**Requirements**:
Using the data beneath, show every line that includes the word "name".

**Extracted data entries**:
────────

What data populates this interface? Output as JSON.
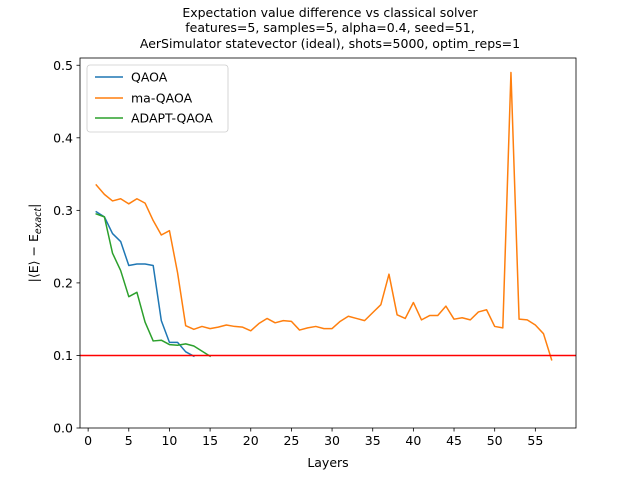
{
  "chart_data": {
    "type": "line",
    "title_lines": [
      "Expectation value difference vs classical solver",
      "features=5, samples=5, alpha=0.4, seed=51,",
      "AerSimulator statevector (ideal), shots=5000, optim_reps=1"
    ],
    "xlabel": "Layers",
    "ylabel": "|⟨E⟩ − E_exact|",
    "ylabel_main": "|⟨E⟩ − E",
    "ylabel_sub": "exact",
    "ylabel_end": "|",
    "xlim": [
      -1,
      60
    ],
    "ylim": [
      0.0,
      0.51
    ],
    "xticks": [
      0,
      5,
      10,
      15,
      20,
      25,
      30,
      35,
      40,
      45,
      50,
      55
    ],
    "xtick_labels": [
      "0",
      "5",
      "10",
      "15",
      "20",
      "25",
      "30",
      "35",
      "40",
      "45",
      "50",
      "55"
    ],
    "yticks": [
      0.0,
      0.1,
      0.2,
      0.3,
      0.4,
      0.5
    ],
    "ytick_labels": [
      "0.0",
      "0.1",
      "0.2",
      "0.3",
      "0.4",
      "0.5"
    ],
    "grid": false,
    "legend_placement": "top-left",
    "threshold": {
      "y": 0.1,
      "color": "#ff0000"
    },
    "series": [
      {
        "name": "QAOA",
        "color": "#1f77b4",
        "x": [
          1,
          2,
          3,
          4,
          5,
          6,
          7,
          8,
          9,
          10,
          11,
          12,
          13
        ],
        "y": [
          0.298,
          0.291,
          0.268,
          0.257,
          0.224,
          0.226,
          0.226,
          0.224,
          0.148,
          0.118,
          0.118,
          0.105,
          0.099
        ]
      },
      {
        "name": "ma-QAOA",
        "color": "#ff7f0e",
        "x": [
          1,
          2,
          3,
          4,
          5,
          6,
          7,
          8,
          9,
          10,
          11,
          12,
          13,
          14,
          15,
          16,
          17,
          18,
          19,
          20,
          21,
          22,
          23,
          24,
          25,
          26,
          27,
          28,
          29,
          30,
          31,
          32,
          33,
          34,
          35,
          36,
          37,
          38,
          39,
          40,
          41,
          42,
          43,
          44,
          45,
          46,
          47,
          48,
          49,
          50,
          51,
          52,
          53,
          54,
          55,
          56,
          57
        ],
        "y": [
          0.335,
          0.322,
          0.313,
          0.316,
          0.309,
          0.316,
          0.31,
          0.286,
          0.266,
          0.272,
          0.214,
          0.141,
          0.136,
          0.14,
          0.137,
          0.139,
          0.142,
          0.14,
          0.139,
          0.134,
          0.144,
          0.151,
          0.145,
          0.148,
          0.147,
          0.135,
          0.138,
          0.14,
          0.137,
          0.137,
          0.147,
          0.154,
          0.151,
          0.148,
          0.159,
          0.17,
          0.212,
          0.156,
          0.151,
          0.173,
          0.149,
          0.155,
          0.155,
          0.168,
          0.15,
          0.152,
          0.149,
          0.16,
          0.163,
          0.14,
          0.138,
          0.49,
          0.15,
          0.149,
          0.142,
          0.13,
          0.094
        ]
      },
      {
        "name": "ADAPT-QAOA",
        "color": "#2ca02c",
        "x": [
          1,
          2,
          3,
          4,
          5,
          6,
          7,
          8,
          9,
          10,
          11,
          12,
          13,
          14,
          15
        ],
        "y": [
          0.295,
          0.291,
          0.241,
          0.217,
          0.181,
          0.187,
          0.146,
          0.12,
          0.121,
          0.115,
          0.114,
          0.116,
          0.113,
          0.106,
          0.099
        ]
      }
    ]
  }
}
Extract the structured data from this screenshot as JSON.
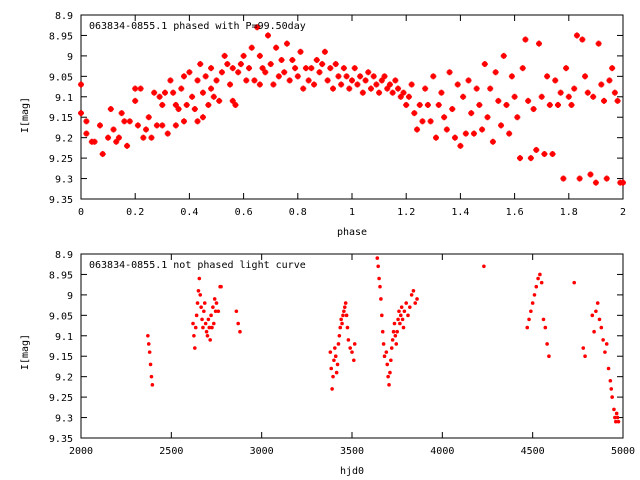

────────

**Complete response**:
        "name": "QAOA",
        "name": "ma-QAOA",
        "name": "ADAPT-QAOA",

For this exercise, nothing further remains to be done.